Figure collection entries
★ ★ ★

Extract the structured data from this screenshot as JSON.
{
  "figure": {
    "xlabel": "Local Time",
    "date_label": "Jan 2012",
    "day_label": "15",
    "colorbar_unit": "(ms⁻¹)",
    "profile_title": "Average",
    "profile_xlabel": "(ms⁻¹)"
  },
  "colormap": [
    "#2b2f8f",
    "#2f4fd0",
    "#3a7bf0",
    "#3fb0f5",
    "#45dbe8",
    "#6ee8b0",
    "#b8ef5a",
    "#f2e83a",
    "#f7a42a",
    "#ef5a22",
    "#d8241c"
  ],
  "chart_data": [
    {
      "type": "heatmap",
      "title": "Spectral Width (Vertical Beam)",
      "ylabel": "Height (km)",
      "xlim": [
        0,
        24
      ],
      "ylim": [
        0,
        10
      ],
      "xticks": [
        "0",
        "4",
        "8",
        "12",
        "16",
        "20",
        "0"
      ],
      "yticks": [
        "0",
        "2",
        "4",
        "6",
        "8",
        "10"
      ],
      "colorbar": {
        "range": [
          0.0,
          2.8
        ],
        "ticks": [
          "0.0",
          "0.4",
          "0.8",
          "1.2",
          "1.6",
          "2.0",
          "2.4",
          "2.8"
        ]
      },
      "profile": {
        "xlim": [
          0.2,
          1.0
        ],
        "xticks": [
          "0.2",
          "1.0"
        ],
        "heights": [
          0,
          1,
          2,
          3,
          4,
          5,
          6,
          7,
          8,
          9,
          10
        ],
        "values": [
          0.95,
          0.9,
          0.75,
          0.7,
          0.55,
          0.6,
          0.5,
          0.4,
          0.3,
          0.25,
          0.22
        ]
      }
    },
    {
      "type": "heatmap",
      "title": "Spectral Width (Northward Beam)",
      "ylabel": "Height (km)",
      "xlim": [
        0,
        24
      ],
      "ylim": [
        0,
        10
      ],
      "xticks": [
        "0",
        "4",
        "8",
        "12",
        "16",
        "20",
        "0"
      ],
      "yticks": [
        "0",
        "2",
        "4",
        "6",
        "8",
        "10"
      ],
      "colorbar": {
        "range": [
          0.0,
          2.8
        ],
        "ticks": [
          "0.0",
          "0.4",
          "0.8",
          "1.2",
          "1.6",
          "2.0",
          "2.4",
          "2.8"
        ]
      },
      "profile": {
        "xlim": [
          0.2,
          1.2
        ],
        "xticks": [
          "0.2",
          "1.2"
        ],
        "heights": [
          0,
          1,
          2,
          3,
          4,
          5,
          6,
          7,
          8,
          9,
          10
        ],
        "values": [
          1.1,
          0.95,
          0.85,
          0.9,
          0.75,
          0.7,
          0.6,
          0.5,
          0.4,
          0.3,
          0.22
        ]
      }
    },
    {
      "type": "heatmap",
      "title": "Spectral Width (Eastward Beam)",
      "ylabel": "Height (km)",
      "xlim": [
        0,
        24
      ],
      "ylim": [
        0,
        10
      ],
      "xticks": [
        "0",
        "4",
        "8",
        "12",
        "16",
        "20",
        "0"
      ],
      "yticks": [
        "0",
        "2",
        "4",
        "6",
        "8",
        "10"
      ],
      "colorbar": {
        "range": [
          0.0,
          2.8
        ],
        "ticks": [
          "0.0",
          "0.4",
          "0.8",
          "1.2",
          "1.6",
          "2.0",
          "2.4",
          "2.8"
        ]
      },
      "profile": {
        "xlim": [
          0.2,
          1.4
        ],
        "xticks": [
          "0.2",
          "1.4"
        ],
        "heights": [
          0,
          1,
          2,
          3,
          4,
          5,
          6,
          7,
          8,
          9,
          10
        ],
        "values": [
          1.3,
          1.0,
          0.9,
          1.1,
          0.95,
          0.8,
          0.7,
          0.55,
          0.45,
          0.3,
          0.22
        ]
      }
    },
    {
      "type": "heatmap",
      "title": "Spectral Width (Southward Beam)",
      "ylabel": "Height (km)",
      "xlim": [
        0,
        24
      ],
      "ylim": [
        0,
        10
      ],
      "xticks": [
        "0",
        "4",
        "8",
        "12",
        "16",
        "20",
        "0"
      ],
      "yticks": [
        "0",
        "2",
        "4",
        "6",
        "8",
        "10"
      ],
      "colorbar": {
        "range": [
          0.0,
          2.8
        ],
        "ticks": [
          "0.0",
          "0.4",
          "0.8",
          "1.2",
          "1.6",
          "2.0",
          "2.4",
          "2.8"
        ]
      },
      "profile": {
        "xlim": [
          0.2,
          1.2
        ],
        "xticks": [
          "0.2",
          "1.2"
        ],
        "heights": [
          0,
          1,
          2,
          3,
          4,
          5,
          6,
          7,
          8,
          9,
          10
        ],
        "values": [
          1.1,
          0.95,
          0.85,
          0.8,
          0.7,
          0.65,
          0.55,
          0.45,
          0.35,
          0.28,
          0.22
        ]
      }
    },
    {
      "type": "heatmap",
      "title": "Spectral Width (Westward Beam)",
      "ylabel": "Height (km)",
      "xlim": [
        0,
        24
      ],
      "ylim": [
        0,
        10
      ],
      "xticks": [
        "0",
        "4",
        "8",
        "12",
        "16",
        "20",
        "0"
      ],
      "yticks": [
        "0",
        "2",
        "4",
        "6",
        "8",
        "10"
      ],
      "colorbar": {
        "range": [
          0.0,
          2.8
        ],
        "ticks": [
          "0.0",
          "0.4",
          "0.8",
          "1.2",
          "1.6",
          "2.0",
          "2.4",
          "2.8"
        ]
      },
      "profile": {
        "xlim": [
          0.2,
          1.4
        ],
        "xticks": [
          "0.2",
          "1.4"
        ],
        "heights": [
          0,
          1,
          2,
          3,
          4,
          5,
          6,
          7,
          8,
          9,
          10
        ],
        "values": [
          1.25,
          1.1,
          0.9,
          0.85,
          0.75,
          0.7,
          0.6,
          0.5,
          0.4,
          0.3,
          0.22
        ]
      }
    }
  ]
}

★ ★ ★

THE PROBLEM = Tally the lines in this data that hold the word "Width" and state only the count.

RESPONSE = 5